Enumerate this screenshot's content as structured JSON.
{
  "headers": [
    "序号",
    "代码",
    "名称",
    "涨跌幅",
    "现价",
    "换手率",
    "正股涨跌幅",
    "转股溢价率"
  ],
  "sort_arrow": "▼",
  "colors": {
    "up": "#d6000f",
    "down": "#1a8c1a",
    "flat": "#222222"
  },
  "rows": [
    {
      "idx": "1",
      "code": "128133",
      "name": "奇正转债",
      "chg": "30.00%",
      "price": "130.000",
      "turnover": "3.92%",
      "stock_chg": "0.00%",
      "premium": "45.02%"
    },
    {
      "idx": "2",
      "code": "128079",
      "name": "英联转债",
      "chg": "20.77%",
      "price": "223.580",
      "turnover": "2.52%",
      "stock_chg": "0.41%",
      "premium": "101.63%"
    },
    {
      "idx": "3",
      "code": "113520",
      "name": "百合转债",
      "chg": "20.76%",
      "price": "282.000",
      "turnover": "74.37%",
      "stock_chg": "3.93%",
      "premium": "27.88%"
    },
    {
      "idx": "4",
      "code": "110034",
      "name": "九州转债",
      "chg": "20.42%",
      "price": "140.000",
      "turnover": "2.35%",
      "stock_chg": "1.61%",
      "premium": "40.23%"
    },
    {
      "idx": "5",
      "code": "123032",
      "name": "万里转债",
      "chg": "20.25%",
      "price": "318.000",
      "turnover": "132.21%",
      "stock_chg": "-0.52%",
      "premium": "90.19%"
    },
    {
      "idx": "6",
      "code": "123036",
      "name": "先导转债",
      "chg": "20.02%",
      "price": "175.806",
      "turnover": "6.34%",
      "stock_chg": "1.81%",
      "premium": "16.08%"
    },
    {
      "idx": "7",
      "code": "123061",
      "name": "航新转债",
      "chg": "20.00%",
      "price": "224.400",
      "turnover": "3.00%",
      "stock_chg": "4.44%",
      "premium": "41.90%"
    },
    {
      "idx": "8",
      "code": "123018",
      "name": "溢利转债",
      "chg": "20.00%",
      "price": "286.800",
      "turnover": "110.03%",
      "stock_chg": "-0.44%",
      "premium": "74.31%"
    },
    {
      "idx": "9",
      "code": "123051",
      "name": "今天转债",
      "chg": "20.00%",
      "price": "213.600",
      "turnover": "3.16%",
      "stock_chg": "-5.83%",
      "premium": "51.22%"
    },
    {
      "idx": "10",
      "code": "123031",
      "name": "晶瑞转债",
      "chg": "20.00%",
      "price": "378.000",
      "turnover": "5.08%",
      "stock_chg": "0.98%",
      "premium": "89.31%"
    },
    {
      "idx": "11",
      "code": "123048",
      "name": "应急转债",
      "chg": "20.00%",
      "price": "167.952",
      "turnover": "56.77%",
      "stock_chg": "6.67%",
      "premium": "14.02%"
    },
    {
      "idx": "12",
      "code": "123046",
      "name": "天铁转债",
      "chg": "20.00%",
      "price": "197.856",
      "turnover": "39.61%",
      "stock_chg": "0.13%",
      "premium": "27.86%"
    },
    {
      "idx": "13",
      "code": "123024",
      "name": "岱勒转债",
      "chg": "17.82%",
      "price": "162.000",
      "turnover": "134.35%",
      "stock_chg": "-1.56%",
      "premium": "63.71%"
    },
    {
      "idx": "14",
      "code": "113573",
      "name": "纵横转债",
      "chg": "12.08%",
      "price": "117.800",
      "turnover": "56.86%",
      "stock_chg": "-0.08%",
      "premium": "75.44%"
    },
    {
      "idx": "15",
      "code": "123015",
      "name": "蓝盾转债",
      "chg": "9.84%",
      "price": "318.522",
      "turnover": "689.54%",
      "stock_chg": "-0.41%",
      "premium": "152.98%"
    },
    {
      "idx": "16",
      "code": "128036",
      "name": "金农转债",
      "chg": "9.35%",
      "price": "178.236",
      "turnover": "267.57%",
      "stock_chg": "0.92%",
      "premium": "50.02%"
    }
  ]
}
═══
- [What to work on]:
Output all of the data again. Match it exactly.

- [Response]:
Enumerate this screenshot's content as structured JSON.
{
  "headers": [
    "序号",
    "代码",
    "名称",
    "涨跌幅",
    "现价",
    "换手率",
    "正股涨跌幅",
    "转股溢价率"
  ],
  "sort_arrow": "▼",
  "colors": {
    "up": "#d6000f",
    "down": "#1a8c1a",
    "flat": "#222222"
  },
  "rows": [
    {
      "idx": "1",
      "code": "128133",
      "name": "奇正转债",
      "chg": "30.00%",
      "price": "130.000",
      "turnover": "3.92%",
      "stock_chg": "0.00%",
      "premium": "45.02%"
    },
    {
      "idx": "2",
      "code": "128079",
      "name": "英联转债",
      "chg": "20.77%",
      "price": "223.580",
      "turnover": "2.52%",
      "stock_chg": "0.41%",
      "premium": "101.63%"
    },
    {
      "idx": "3",
      "code": "113520",
      "name": "百合转债",
      "chg": "20.76%",
      "price": "282.000",
      "turnover": "74.37%",
      "stock_chg": "3.93%",
      "premium": "27.88%"
    },
    {
      "idx": "4",
      "code": "110034",
      "name": "九州转债",
      "chg": "20.42%",
      "price": "140.000",
      "turnover": "2.35%",
      "stock_chg": "1.61%",
      "premium": "40.23%"
    },
    {
      "idx": "5",
      "code": "123032",
      "name": "万里转债",
      "chg": "20.25%",
      "price": "318.000",
      "turnover": "132.21%",
      "stock_chg": "-0.52%",
      "premium": "90.19%"
    },
    {
      "idx": "6",
      "code": "123036",
      "name": "先导转债",
      "chg": "20.02%",
      "price": "175.806",
      "turnover": "6.34%",
      "stock_chg": "1.81%",
      "premium": "16.08%"
    },
    {
      "idx": "7",
      "code": "123061",
      "name": "航新转债",
      "chg": "20.00%",
      "price": "224.400",
      "turnover": "3.00%",
      "stock_chg": "4.44%",
      "premium": "41.90%"
    },
    {
      "idx": "8",
      "code": "123018",
      "name": "溢利转债",
      "chg": "20.00%",
      "price": "286.800",
      "turnover": "110.03%",
      "stock_chg": "-0.44%",
      "premium": "74.31%"
    },
    {
      "idx": "9",
      "code": "123051",
      "name": "今天转债",
      "chg": "20.00%",
      "price": "213.600",
      "turnover": "3.16%",
      "stock_chg": "-5.83%",
      "premium": "51.22%"
    },
    {
      "idx": "10",
      "code": "123031",
      "name": "晶瑞转债",
      "chg": "20.00%",
      "price": "378.000",
      "turnover": "5.08%",
      "stock_chg": "0.98%",
      "premium": "89.31%"
    },
    {
      "idx": "11",
      "code": "123048",
      "name": "应急转债",
      "chg": "20.00%",
      "price": "167.952",
      "turnover": "56.77%",
      "stock_chg": "6.67%",
      "premium": "14.02%"
    },
    {
      "idx": "12",
      "code": "123046",
      "name": "天铁转债",
      "chg": "20.00%",
      "price": "197.856",
      "turnover": "39.61%",
      "stock_chg": "0.13%",
      "premium": "27.86%"
    },
    {
      "idx": "13",
      "code": "123024",
      "name": "岱勒转债",
      "chg": "17.82%",
      "price": "162.000",
      "turnover": "134.35%",
      "stock_chg": "-1.56%",
      "premium": "63.71%"
    },
    {
      "idx": "14",
      "code": "113573",
      "name": "纵横转债",
      "chg": "12.08%",
      "price": "117.800",
      "turnover": "56.86%",
      "stock_chg": "-0.08%",
      "premium": "75.44%"
    },
    {
      "idx": "15",
      "code": "123015",
      "name": "蓝盾转债",
      "chg": "9.84%",
      "price": "318.522",
      "turnover": "689.54%",
      "stock_chg": "-0.41%",
      "premium": "152.98%"
    },
    {
      "idx": "16",
      "code": "128036",
      "name": "金农转债",
      "chg": "9.35%",
      "price": "178.236",
      "turnover": "267.57%",
      "stock_chg": "0.92%",
      "premium": "50.02%"
    }
  ]
}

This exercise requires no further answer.